Say how many lines contain the string "account". Give no other output.

** start Exercise input **

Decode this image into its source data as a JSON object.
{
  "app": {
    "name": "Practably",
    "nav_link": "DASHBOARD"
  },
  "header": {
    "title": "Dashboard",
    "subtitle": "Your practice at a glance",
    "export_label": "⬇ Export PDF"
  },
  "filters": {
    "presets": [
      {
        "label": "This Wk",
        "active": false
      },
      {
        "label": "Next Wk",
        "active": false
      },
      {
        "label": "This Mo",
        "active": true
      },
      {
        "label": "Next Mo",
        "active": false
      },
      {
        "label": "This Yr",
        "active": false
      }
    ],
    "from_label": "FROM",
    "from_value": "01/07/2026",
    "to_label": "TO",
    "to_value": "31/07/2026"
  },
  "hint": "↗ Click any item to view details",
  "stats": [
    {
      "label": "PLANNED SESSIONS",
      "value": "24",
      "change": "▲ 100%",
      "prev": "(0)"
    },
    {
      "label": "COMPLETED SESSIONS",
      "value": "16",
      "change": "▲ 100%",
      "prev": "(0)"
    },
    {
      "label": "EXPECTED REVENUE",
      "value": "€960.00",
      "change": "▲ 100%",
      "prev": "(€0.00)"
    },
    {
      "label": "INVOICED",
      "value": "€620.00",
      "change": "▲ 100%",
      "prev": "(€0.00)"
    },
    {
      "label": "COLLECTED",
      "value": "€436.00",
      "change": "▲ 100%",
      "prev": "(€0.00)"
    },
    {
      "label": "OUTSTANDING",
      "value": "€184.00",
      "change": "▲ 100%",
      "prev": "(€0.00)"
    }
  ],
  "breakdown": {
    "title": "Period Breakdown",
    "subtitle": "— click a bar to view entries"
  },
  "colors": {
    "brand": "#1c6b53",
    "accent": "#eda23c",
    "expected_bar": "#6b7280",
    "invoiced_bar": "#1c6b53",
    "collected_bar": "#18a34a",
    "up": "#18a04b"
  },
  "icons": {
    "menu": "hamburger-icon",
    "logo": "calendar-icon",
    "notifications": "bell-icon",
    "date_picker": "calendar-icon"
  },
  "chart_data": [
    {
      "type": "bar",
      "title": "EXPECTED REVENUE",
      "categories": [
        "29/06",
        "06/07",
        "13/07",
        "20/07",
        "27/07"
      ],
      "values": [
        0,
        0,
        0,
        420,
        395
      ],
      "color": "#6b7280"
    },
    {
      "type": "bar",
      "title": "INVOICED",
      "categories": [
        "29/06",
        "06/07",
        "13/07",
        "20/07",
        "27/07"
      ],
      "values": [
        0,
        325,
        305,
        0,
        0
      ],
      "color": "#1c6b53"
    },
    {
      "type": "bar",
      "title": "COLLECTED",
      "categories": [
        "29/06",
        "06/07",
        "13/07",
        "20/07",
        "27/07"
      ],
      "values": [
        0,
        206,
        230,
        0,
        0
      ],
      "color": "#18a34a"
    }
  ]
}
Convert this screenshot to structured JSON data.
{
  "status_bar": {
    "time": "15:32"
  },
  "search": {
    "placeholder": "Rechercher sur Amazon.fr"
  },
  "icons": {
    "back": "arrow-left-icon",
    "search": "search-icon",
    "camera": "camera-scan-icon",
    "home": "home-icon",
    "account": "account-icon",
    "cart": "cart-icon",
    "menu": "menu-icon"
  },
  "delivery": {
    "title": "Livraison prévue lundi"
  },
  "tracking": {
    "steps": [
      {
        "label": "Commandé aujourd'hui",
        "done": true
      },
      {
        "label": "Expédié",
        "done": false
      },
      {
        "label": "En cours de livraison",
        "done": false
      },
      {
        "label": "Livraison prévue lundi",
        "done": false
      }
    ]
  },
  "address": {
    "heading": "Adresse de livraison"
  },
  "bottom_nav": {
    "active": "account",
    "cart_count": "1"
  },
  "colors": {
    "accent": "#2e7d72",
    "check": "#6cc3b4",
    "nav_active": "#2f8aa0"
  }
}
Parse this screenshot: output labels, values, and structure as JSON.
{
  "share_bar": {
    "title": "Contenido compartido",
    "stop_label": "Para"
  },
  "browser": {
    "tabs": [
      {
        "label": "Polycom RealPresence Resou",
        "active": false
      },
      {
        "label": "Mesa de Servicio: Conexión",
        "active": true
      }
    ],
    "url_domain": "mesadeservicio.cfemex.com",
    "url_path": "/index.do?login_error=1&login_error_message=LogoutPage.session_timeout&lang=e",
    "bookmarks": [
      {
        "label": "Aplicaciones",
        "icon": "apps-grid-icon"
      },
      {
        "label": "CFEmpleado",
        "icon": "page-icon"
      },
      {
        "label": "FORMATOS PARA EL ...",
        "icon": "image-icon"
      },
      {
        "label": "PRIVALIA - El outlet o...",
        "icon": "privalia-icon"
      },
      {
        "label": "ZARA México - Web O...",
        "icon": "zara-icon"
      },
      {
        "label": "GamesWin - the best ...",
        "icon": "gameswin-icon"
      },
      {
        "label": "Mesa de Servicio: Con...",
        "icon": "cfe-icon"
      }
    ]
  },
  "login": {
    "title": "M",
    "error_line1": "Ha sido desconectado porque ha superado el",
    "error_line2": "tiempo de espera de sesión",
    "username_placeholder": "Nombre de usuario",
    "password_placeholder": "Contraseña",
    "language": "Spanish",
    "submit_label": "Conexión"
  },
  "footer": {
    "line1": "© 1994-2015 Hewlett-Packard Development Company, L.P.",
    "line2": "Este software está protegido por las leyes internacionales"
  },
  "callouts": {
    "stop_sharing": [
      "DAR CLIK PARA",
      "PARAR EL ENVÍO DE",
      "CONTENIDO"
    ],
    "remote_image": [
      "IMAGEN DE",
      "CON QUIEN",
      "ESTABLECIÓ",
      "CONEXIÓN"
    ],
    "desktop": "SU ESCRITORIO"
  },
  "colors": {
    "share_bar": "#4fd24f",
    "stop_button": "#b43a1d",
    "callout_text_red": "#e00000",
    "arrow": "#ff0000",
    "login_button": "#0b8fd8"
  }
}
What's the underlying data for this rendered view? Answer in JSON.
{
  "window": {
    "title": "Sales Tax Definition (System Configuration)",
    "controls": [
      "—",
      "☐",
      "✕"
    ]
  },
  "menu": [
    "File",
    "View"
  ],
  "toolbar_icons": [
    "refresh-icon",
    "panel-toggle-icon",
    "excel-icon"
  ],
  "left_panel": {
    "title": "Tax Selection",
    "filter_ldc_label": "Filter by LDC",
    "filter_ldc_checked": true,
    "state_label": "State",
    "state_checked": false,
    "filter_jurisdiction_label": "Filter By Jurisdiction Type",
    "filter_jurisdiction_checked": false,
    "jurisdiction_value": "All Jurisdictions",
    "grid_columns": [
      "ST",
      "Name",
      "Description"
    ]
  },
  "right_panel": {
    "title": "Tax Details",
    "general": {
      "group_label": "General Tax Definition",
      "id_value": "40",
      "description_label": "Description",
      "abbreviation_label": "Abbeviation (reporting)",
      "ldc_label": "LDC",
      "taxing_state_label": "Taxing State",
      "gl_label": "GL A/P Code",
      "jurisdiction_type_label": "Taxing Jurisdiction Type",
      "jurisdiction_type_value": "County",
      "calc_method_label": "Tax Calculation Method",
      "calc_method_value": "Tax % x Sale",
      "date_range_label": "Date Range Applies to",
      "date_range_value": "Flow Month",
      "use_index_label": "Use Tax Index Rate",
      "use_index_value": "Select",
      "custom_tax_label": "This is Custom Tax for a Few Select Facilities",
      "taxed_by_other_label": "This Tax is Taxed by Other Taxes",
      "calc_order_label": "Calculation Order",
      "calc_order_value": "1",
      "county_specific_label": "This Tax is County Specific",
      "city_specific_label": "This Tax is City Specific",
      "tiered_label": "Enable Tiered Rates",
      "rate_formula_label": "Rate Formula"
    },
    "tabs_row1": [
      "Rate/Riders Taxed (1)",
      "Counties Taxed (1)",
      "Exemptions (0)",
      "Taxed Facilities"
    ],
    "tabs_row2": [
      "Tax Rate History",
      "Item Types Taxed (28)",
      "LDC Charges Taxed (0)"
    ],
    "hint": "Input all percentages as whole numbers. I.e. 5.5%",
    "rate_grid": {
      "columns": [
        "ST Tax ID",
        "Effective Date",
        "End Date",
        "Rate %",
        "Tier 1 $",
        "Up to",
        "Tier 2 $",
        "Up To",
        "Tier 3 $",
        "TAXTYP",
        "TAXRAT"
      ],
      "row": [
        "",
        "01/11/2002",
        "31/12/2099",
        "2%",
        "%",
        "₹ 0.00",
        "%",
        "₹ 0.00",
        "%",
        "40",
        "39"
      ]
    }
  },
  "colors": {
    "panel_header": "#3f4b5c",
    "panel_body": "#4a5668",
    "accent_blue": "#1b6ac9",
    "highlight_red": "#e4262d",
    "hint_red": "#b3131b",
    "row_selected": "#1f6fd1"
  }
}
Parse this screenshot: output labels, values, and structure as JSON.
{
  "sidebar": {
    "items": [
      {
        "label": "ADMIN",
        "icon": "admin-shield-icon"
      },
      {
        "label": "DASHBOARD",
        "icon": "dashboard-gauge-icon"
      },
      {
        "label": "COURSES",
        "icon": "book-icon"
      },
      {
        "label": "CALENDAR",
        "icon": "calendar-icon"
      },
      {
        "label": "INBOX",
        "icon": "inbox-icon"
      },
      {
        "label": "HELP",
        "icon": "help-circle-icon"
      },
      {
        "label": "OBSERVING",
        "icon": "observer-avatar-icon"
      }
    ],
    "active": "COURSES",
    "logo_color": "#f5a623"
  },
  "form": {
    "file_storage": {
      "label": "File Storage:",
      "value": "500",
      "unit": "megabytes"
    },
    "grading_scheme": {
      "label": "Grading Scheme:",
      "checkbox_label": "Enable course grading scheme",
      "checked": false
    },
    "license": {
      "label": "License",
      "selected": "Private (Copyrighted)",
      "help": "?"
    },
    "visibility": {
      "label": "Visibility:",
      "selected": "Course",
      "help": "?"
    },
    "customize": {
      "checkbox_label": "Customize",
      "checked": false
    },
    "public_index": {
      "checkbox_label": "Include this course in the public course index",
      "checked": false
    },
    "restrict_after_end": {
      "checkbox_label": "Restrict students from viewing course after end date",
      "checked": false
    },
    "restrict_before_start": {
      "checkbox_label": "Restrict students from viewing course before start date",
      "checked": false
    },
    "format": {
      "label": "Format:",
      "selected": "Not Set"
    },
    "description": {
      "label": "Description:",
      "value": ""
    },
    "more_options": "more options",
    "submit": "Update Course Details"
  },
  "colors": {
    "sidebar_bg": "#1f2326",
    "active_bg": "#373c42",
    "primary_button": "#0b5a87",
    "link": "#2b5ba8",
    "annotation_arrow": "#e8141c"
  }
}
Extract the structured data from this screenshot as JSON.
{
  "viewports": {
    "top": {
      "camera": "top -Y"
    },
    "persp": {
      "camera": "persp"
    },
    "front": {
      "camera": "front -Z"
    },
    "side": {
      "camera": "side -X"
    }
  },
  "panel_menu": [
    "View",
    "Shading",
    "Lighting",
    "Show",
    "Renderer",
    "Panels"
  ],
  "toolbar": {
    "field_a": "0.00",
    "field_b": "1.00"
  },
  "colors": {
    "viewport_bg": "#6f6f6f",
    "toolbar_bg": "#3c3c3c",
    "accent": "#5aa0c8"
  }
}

** end Exercise input **

Result: 2